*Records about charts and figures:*

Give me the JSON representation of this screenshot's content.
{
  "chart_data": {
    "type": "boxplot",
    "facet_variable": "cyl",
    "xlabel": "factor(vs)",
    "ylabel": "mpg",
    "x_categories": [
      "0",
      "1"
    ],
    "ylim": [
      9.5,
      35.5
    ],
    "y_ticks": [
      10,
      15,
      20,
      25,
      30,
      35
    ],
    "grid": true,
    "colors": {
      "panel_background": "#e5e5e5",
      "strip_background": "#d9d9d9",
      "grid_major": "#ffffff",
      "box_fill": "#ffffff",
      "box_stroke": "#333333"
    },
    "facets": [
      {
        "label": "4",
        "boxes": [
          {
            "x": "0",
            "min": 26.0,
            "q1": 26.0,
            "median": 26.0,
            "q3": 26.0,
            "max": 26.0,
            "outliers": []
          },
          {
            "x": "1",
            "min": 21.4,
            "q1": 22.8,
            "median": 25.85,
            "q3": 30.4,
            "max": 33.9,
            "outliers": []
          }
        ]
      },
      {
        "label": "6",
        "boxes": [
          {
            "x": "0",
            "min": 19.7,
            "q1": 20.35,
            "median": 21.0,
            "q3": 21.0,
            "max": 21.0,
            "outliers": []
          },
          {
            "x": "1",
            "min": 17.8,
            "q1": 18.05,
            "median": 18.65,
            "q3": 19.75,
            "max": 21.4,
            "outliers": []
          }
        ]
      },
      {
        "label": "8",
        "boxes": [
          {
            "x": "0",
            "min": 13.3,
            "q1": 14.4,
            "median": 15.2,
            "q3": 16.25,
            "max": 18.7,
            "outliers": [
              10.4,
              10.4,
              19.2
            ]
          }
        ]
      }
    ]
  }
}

*PROBLEM STATEMENT:*
Your task is to retype all of the records exactly.

*TASK SOLUTION:*
Give me the JSON representation of this screenshot's content.
{
  "chart_data": {
    "type": "boxplot",
    "facet_variable": "cyl",
    "xlabel": "factor(vs)",
    "ylabel": "mpg",
    "x_categories": [
      "0",
      "1"
    ],
    "ylim": [
      9.5,
      35.5
    ],
    "y_ticks": [
      10,
      15,
      20,
      25,
      30,
      35
    ],
    "grid": true,
    "colors": {
      "panel_background": "#e5e5e5",
      "strip_background": "#d9d9d9",
      "grid_major": "#ffffff",
      "box_fill": "#ffffff",
      "box_stroke": "#333333"
    },
    "facets": [
      {
        "label": "4",
        "boxes": [
          {
            "x": "0",
            "min": 26.0,
            "q1": 26.0,
            "median": 26.0,
            "q3": 26.0,
            "max": 26.0,
            "outliers": []
          },
          {
            "x": "1",
            "min": 21.4,
            "q1": 22.8,
            "median": 25.85,
            "q3": 30.4,
            "max": 33.9,
            "outliers": []
          }
        ]
      },
      {
        "label": "6",
        "boxes": [
          {
            "x": "0",
            "min": 19.7,
            "q1": 20.35,
            "median": 21.0,
            "q3": 21.0,
            "max": 21.0,
            "outliers": []
          },
          {
            "x": "1",
            "min": 17.8,
            "q1": 18.05,
            "median": 18.65,
            "q3": 19.75,
            "max": 21.4,
            "outliers": []
          }
        ]
      },
      {
        "label": "8",
        "boxes": [
          {
            "x": "0",
            "min": 13.3,
            "q1": 14.4,
            "median": 15.2,
            "q3": 16.25,
            "max": 18.7,
            "outliers": [
              10.4,
              10.4,
              19.2
            ]
          }
        ]
      }
    ]
  }
}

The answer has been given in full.